AIM:
Print out each record below, unaltered and complete, without its images.

LISTING:

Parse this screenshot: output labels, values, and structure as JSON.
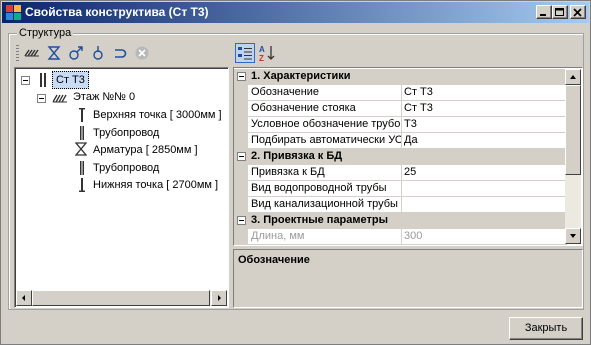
{
  "window": {
    "title": "Свойства конструктива (Ст Т3)"
  },
  "groupbox": {
    "label": "Структура"
  },
  "toolbar": {
    "icons": [
      "hatch-icon",
      "valve-icon",
      "riser-icon",
      "point-icon",
      "return-icon",
      "delete-icon"
    ]
  },
  "tree": {
    "root": "Ст Т3",
    "floor": "Этаж №№ 0",
    "items": [
      "Верхняя точка [ 3000мм ]",
      "Трубопровод",
      "Арматура [ 2850мм ]",
      "Трубопровод",
      "Нижняя точка [ 2700мм ]"
    ]
  },
  "grid": {
    "categories": [
      {
        "title": "1. Характеристики"
      },
      {
        "title": "2. Привязка к БД"
      },
      {
        "title": "3. Проектные параметры"
      }
    ],
    "props": [
      {
        "name": "Обозначение",
        "value": "Ст Т3"
      },
      {
        "name": "Обозначение стояка",
        "value": "Ст Т3"
      },
      {
        "name": "Условное обозначение трубо",
        "value": "Т3"
      },
      {
        "name": "Подбирать автоматически УО",
        "value": "Да"
      },
      {
        "name": "Привязка к БД",
        "value": "25"
      },
      {
        "name": "Вид водопроводной трубы",
        "value": ""
      },
      {
        "name": "Вид канализационной трубы",
        "value": ""
      },
      {
        "name": "Длина, мм",
        "value": "300"
      }
    ]
  },
  "description": {
    "title": "Обозначение"
  },
  "buttons": {
    "close": "Закрыть"
  },
  "colors": {
    "titlebar_start": "#0a246a",
    "titlebar_end": "#a6caf0",
    "selection": "#c8dcf5"
  }
}
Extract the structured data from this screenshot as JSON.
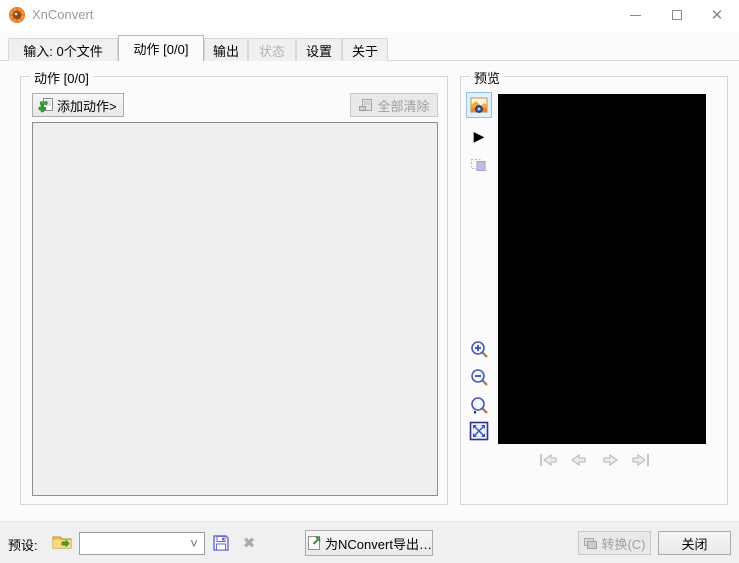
{
  "window": {
    "title": "XnConvert"
  },
  "tabs": [
    {
      "label": "输入: 0个文件",
      "state": "normal"
    },
    {
      "label": "动作 [0/0]",
      "state": "active"
    },
    {
      "label": "输出",
      "state": "normal"
    },
    {
      "label": "状态",
      "state": "disabled"
    },
    {
      "label": "设置",
      "state": "normal"
    },
    {
      "label": "关于",
      "state": "normal"
    }
  ],
  "actions_panel": {
    "title": "动作 [0/0]",
    "add_button": "添加动作>",
    "clear_button": "全部清除"
  },
  "preview_panel": {
    "title": "预览"
  },
  "bottom_bar": {
    "presets_label": "预设:",
    "preset_value": "",
    "export_button": "为NConvert导出…",
    "convert_button": "转换(C)",
    "close_button": "关闭"
  },
  "icons": {
    "delete_x": "✖",
    "play": "▶",
    "chevron": "˅"
  },
  "colors": {
    "preview_bg": "#000000",
    "highlight_border": "#93c2e8",
    "highlight_bg": "#e2f0fb",
    "disabled_text": "#9f9f9f"
  }
}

SOLUTION TO THIS TASK:
Parse this screenshot: output labels, values, and structure as JSON.
{
  "window": {
    "title": "Свойства конструктива (Ст Т3)"
  },
  "groupbox": {
    "label": "Структура"
  },
  "toolbar": {
    "icons": [
      "hatch-icon",
      "valve-icon",
      "riser-icon",
      "point-icon",
      "return-icon",
      "delete-icon"
    ]
  },
  "tree": {
    "root": "Ст Т3",
    "floor": "Этаж №№ 0",
    "items": [
      "Верхняя точка [ 3000мм ]",
      "Трубопровод",
      "Арматура [ 2850мм ]",
      "Трубопровод",
      "Нижняя точка [ 2700мм ]"
    ]
  },
  "grid": {
    "categories": [
      {
        "title": "1. Характеристики"
      },
      {
        "title": "2. Привязка к БД"
      },
      {
        "title": "3. Проектные параметры"
      }
    ],
    "props": [
      {
        "name": "Обозначение",
        "value": "Ст Т3"
      },
      {
        "name": "Обозначение стояка",
        "value": "Ст Т3"
      },
      {
        "name": "Условное обозначение трубо",
        "value": "Т3"
      },
      {
        "name": "Подбирать автоматически УО",
        "value": "Да"
      },
      {
        "name": "Привязка к БД",
        "value": "25"
      },
      {
        "name": "Вид водопроводной трубы",
        "value": ""
      },
      {
        "name": "Вид канализационной трубы",
        "value": ""
      },
      {
        "name": "Длина, мм",
        "value": "300"
      }
    ]
  },
  "description": {
    "title": "Обозначение"
  },
  "buttons": {
    "close": "Закрыть"
  },
  "colors": {
    "titlebar_start": "#0a246a",
    "titlebar_end": "#a6caf0",
    "selection": "#c8dcf5"
  }
}
Extract the structured data from this screenshot as JSON.
{
  "window": {
    "title": "XnConvert"
  },
  "tabs": [
    {
      "label": "输入: 0个文件",
      "state": "normal"
    },
    {
      "label": "动作 [0/0]",
      "state": "active"
    },
    {
      "label": "输出",
      "state": "normal"
    },
    {
      "label": "状态",
      "state": "disabled"
    },
    {
      "label": "设置",
      "state": "normal"
    },
    {
      "label": "关于",
      "state": "normal"
    }
  ],
  "actions_panel": {
    "title": "动作 [0/0]",
    "add_button": "添加动作>",
    "clear_button": "全部清除"
  },
  "preview_panel": {
    "title": "预览"
  },
  "bottom_bar": {
    "presets_label": "预设:",
    "preset_value": "",
    "export_button": "为NConvert导出…",
    "convert_button": "转换(C)",
    "close_button": "关闭"
  },
  "icons": {
    "delete_x": "✖",
    "play": "▶",
    "chevron": "˅"
  },
  "colors": {
    "preview_bg": "#000000",
    "highlight_border": "#93c2e8",
    "highlight_bg": "#e2f0fb",
    "disabled_text": "#9f9f9f"
  }
}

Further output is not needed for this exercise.